Sophia Mavridis: Thank you for joining us this Friday, the 1st of May. I’m Sophia Mavridis and I’m joined today by Bell Financial Group’s Chief Investment Officer, Will Riggall. Will, thanks for joining us this Friday.

Will Riggall: Hi Sophia, great to see you again. And yeah, we’ve rounded out the month. And I guess when we look back and aggregate that all together, there are some really interesting themes on a global perspective, but also domestically. What has been a kind of an environment of the tide that was lifting all boats, it’s very much changed and we’ve seen some real differences at the sector and stock level.

Sophia Mavridis: Yes. Well, it was a big month, so let’s jump into it. I guess not as strong locally, but in the US, Wall Street’s been on the rise off the back of corporate earnings. And there’s also been optimism about the resilience of the US economy, which is expanding. A strong first quarter in US earnings seasons. I guess there’s also been hopes of easing tensions in the Middle East that’s boosted US equities higher this year. The three major averages did drop when the US war with Iran commenced, but the three indexes are now trading above where they started this year. I’ll hand it over to you, Will; it’s been a big week with the Mega-cap reporting. What are you seeing in US markets?

→ **DATA ROWS**
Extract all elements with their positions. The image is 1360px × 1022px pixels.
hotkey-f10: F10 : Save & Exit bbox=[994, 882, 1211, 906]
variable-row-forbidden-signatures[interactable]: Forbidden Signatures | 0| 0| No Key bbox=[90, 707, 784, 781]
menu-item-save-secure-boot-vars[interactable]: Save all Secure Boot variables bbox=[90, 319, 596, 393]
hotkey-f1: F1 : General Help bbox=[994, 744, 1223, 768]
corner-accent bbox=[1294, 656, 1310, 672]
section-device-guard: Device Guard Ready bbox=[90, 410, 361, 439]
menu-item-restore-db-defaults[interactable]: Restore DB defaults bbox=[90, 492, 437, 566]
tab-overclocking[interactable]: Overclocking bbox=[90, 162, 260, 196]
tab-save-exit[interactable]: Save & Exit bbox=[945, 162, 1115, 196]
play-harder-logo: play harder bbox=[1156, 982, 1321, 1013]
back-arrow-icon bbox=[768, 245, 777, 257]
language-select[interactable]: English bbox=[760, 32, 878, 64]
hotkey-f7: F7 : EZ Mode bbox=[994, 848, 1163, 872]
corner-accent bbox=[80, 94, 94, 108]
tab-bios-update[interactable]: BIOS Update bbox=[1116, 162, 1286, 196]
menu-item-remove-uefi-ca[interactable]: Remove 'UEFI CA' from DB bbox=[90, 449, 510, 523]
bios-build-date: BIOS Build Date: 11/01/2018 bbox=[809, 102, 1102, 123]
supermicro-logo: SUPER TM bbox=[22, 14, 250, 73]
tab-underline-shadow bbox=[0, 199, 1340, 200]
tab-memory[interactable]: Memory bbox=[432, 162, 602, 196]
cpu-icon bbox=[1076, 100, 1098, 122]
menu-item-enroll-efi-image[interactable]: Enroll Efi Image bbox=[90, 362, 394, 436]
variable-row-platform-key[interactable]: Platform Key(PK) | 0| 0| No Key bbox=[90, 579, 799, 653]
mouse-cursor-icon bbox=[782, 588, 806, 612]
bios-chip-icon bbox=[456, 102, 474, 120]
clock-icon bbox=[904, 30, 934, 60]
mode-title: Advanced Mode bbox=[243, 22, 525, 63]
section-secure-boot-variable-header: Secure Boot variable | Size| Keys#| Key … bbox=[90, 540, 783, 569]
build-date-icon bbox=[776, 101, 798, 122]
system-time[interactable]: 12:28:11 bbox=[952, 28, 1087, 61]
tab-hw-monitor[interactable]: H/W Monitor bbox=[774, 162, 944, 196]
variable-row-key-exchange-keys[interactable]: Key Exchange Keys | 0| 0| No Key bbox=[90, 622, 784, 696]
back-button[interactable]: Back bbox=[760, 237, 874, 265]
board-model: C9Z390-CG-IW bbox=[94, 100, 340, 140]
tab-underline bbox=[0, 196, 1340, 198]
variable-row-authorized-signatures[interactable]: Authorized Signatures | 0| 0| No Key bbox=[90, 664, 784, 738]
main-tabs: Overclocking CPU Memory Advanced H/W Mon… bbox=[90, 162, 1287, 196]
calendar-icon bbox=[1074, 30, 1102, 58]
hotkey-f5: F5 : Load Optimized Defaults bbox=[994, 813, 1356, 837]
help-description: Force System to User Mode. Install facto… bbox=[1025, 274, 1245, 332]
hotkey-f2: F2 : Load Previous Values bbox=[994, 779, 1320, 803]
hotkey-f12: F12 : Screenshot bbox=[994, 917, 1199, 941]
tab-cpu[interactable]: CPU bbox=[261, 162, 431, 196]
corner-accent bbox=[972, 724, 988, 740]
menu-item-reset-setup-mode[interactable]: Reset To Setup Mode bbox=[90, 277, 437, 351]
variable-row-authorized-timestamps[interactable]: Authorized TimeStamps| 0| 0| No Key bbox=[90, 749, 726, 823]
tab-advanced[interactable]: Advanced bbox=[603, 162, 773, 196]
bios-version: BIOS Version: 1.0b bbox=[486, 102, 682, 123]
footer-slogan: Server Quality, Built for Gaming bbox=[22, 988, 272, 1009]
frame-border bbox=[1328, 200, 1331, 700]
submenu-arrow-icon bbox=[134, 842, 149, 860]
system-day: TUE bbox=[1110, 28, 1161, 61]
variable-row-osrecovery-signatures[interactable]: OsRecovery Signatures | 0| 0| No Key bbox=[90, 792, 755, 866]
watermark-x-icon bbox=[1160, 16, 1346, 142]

→ **TASKS AND EXERCISES**
[A] Answer these questions about the market interview:
(i) What date does Sophia Mavridis give for this Friday?
(ii) What position does Will Riggall hold at Bell Financial Group?
(iii) What happened to the three major averages when the US war with Iran commenced?
[B] Carry on the market interview with Will Riggall's reply to the question about US markets.

→ **RESULTS OF THE EXERCISE**
[A]
(i) The 1st of May.
(ii) Chief Investment Officer.
(iii) They dropped.

[B]
Will Riggall: Yeah, so it is important for us to take a lead from the US and understand what the drivers are there. Again, we’ve talked about what we had at the start of the year. We had positive global growth, we had strong earnings and we had probably the expectation of rate cuts.

Sophia Mavridis: Yep.

Will Riggall: In Australia, we’ve certainly got increases. There’s a real question around where to from here in the US. But what we’ve had this month was the relief rally that came as tensions eased. What the hope was is that we’d have a resolution. By now, we haven’t, and markets are certainly getting a little bit more nervous. But then, of course, we have to think about what are the impacts and who is most impacted. I think that’s the key thing we need to look at to understand why global markets have been performing better than our Australian markets.

It’s more of a structural versus cyclical argument at this point in time. The backdrop of strong economic growth is certainly being proven in the US, but in Australia we’re starting to see some weakness flying through. That’s not surprising given the pressure on the consumer. The companies, as well as the banks that we flagged this month, continue to point out there are some stresses in the domestic economy. ANZ today has been the last bank to give us an update and tell us about that. But we’re also seeing some companies starting to flag impacts.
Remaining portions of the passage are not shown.